| Exercise |
Copy each line of the data below exactly, leaving out pictures.

(Saved data entries)
####################
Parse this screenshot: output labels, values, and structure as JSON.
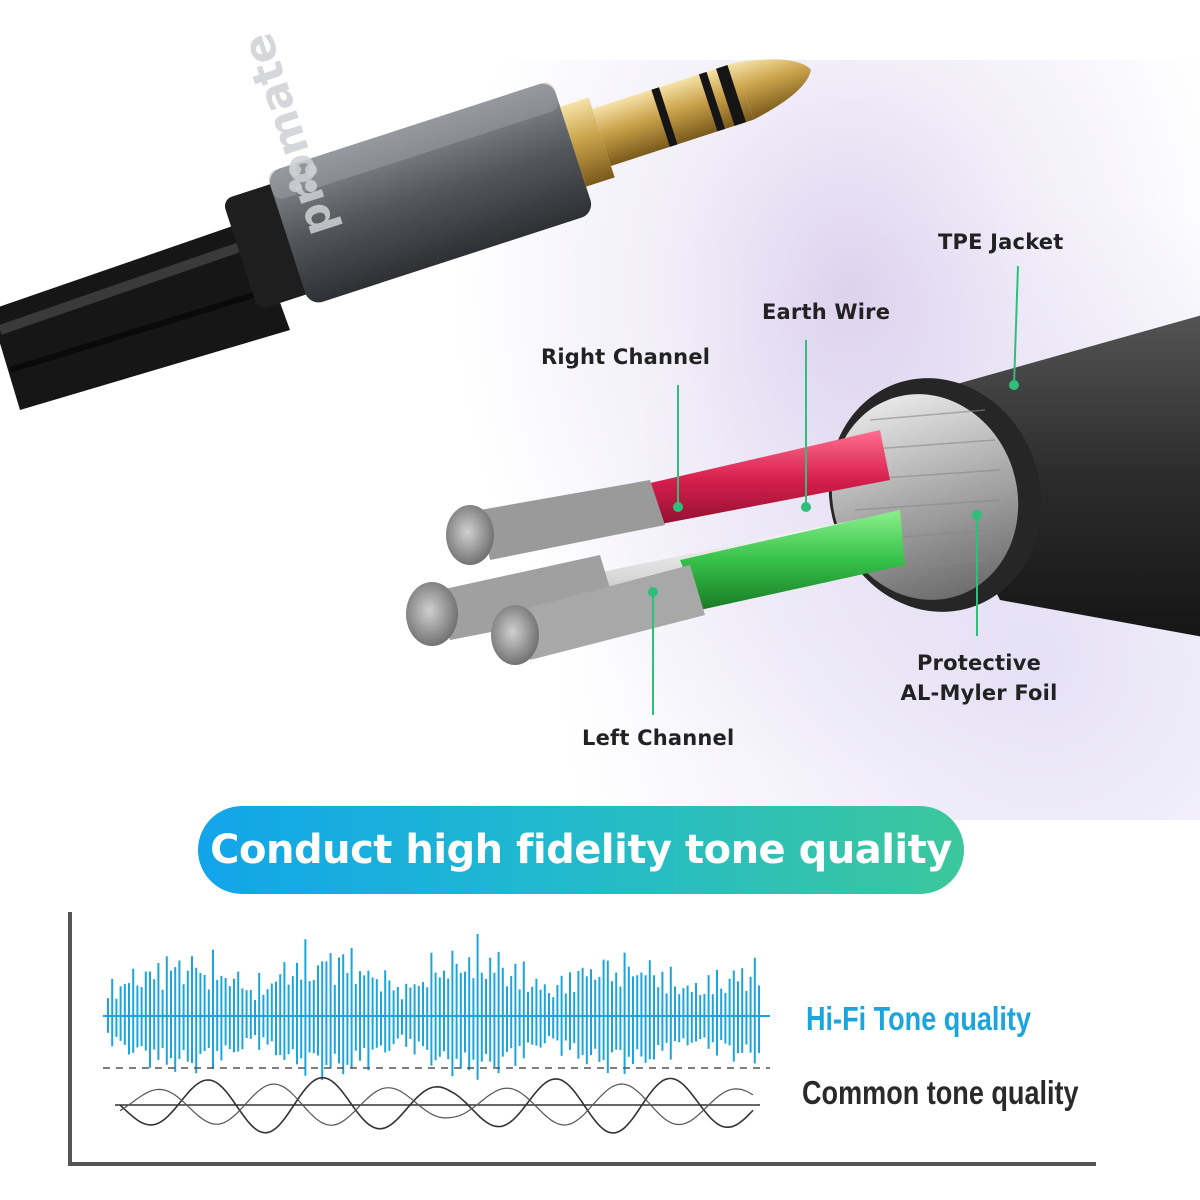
{
  "brand": {
    "name": "promate"
  },
  "labels": {
    "tpe_jacket": "TPE Jacket",
    "earth_wire": "Earth Wire",
    "right_channel": "Right Channel",
    "protective_line1": "Protective",
    "protective_line2": "AL-Myler Foil",
    "left_channel": "Left Channel"
  },
  "banner": {
    "text": "Conduct high fidelity tone quality"
  },
  "waveform": {
    "hifi_label": "Hi-Fi Tone quality",
    "common_label": "Common tone quality"
  },
  "colors": {
    "accent_line": "#2fbf7a",
    "hifi_wave": "#1aa6dc",
    "common_wave": "#333333",
    "banner_start": "#12a4ea",
    "banner_end": "#3cc79c",
    "right_channel_wire": "#d61f4d",
    "left_channel_wire": "#36c24a"
  }
}
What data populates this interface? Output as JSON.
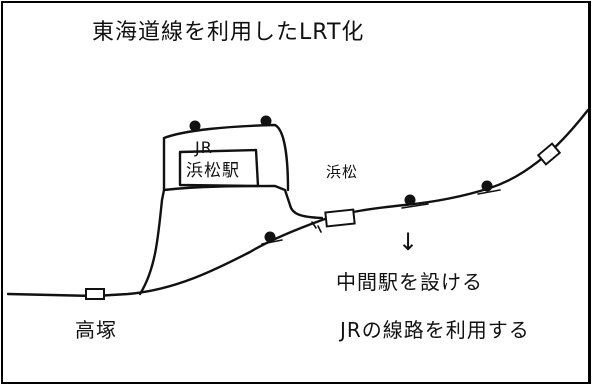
{
  "diagram": {
    "title": "東海道線を利用したLRT化",
    "labels": {
      "jr_station_line1": "JR",
      "jr_station_line2": "浜松駅",
      "hamamatsu": "浜松",
      "takatsuka": "高塚",
      "arrow": "↓",
      "note_line1": "中間駅を設ける",
      "note_line2": "JRの線路を利用する"
    },
    "colors": {
      "ink": "#111111",
      "paper": "#ffffff",
      "frame": "#000000"
    },
    "icon_names": [
      "station-box-icon",
      "stop-marker-icon"
    ]
  }
}
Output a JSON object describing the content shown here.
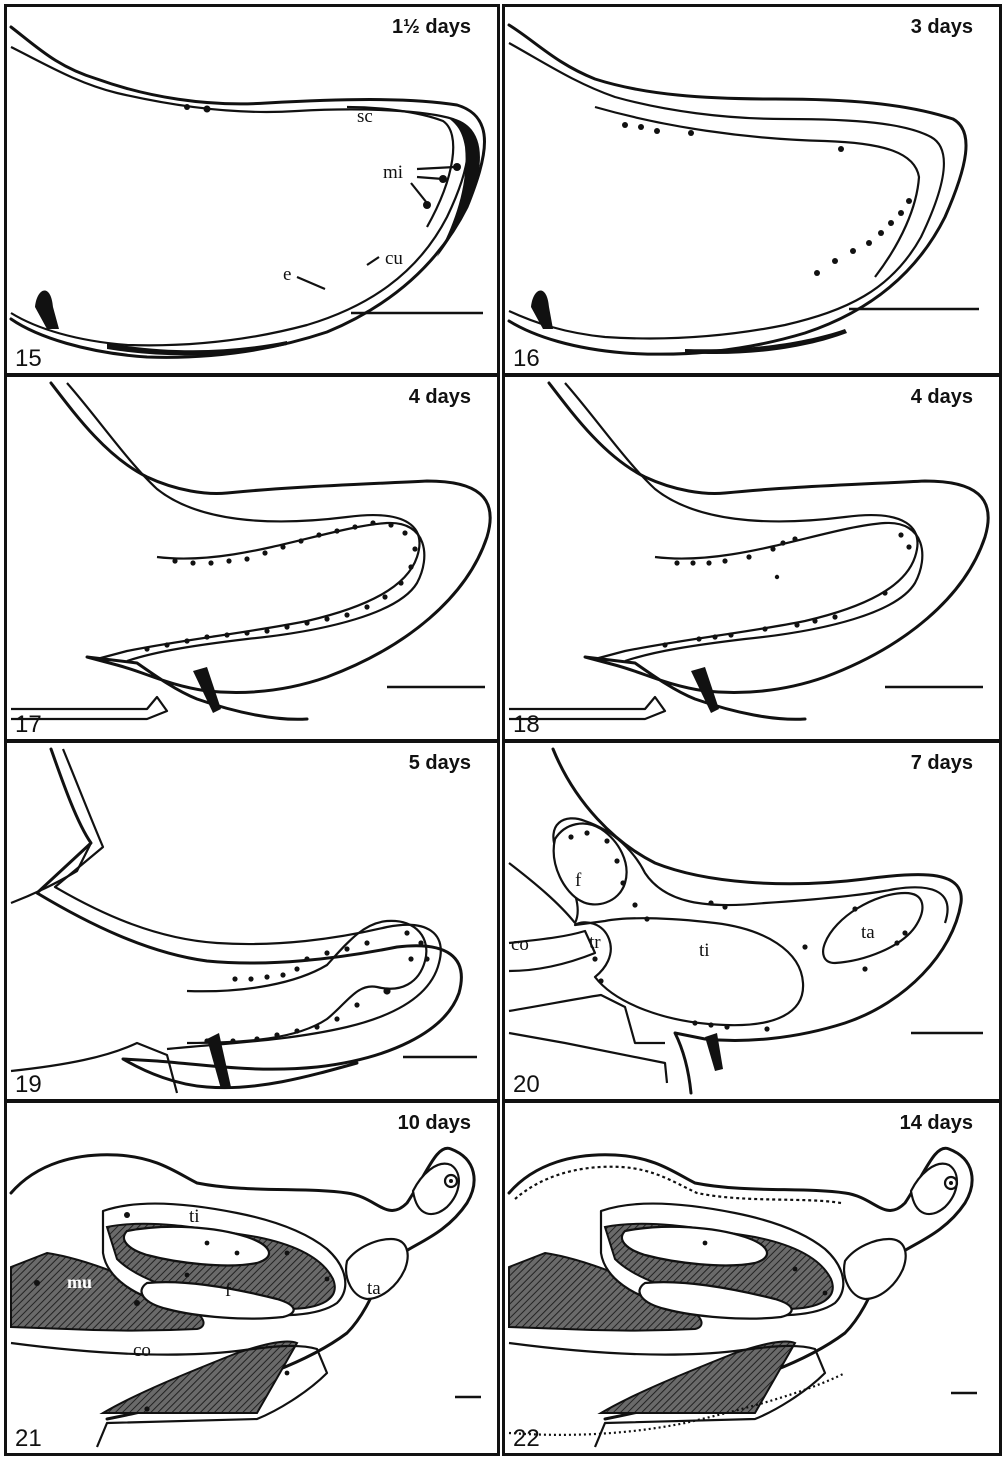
{
  "plate": {
    "panels": [
      {
        "number": "15",
        "age": "1½ days",
        "labels": {
          "sc": "sc",
          "mi": "mi",
          "cu": "cu",
          "e": "e"
        }
      },
      {
        "number": "16",
        "age": "3 days"
      },
      {
        "number": "17",
        "age": "4 days"
      },
      {
        "number": "18",
        "age": "4 days"
      },
      {
        "number": "19",
        "age": "5 days"
      },
      {
        "number": "20",
        "age": "7 days",
        "labels": {
          "co": "co",
          "f": "f",
          "tr": "tr",
          "ti": "ti",
          "ta": "ta"
        }
      },
      {
        "number": "21",
        "age": "10 days",
        "labels": {
          "ti": "ti",
          "mu": "mu",
          "f": "f",
          "ta": "ta",
          "co": "co"
        }
      },
      {
        "number": "22",
        "age": "14 days"
      }
    ]
  },
  "colors": {
    "ink": "#111111",
    "paper": "#ffffff",
    "muscle_hatch": "#555555"
  }
}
####################
| Solution for this task |
Parse this screenshot: output labels, values, and structure as JSON.
{
  "brand": {
    "name": "promate"
  },
  "labels": {
    "tpe_jacket": "TPE Jacket",
    "earth_wire": "Earth Wire",
    "right_channel": "Right Channel",
    "protective_line1": "Protective",
    "protective_line2": "AL-Myler Foil",
    "left_channel": "Left Channel"
  },
  "banner": {
    "text": "Conduct high fidelity tone quality"
  },
  "waveform": {
    "hifi_label": "Hi-Fi Tone quality",
    "common_label": "Common tone quality"
  },
  "colors": {
    "accent_line": "#2fbf7a",
    "hifi_wave": "#1aa6dc",
    "common_wave": "#333333",
    "banner_start": "#12a4ea",
    "banner_end": "#3cc79c",
    "right_channel_wire": "#d61f4d",
    "left_channel_wire": "#36c24a"
  }
}
What data populates this interface? Output as JSON.
{
  "diagram": {
    "title": "東海道線を利用したLRT化",
    "labels": {
      "jr_station_line1": "JR",
      "jr_station_line2": "浜松駅",
      "hamamatsu": "浜松",
      "takatsuka": "高塚",
      "arrow": "↓",
      "note_line1": "中間駅を設ける",
      "note_line2": "JRの線路を利用する"
    },
    "colors": {
      "ink": "#111111",
      "paper": "#ffffff",
      "frame": "#000000"
    },
    "icon_names": [
      "station-box-icon",
      "stop-marker-icon"
    ]
  }
}
Output a JSON object describing the content shown here.
{
  "plate": {
    "panels": [
      {
        "number": "15",
        "age": "1½ days",
        "labels": {
          "sc": "sc",
          "mi": "mi",
          "cu": "cu",
          "e": "e"
        }
      },
      {
        "number": "16",
        "age": "3 days"
      },
      {
        "number": "17",
        "age": "4 days"
      },
      {
        "number": "18",
        "age": "4 days"
      },
      {
        "number": "19",
        "age": "5 days"
      },
      {
        "number": "20",
        "age": "7 days",
        "labels": {
          "co": "co",
          "f": "f",
          "tr": "tr",
          "ti": "ti",
          "ta": "ta"
        }
      },
      {
        "number": "21",
        "age": "10 days",
        "labels": {
          "ti": "ti",
          "mu": "mu",
          "f": "f",
          "ta": "ta",
          "co": "co"
        }
      },
      {
        "number": "22",
        "age": "14 days"
      }
    ]
  },
  "colors": {
    "ink": "#111111",
    "paper": "#ffffff",
    "muscle_hatch": "#555555"
  }
}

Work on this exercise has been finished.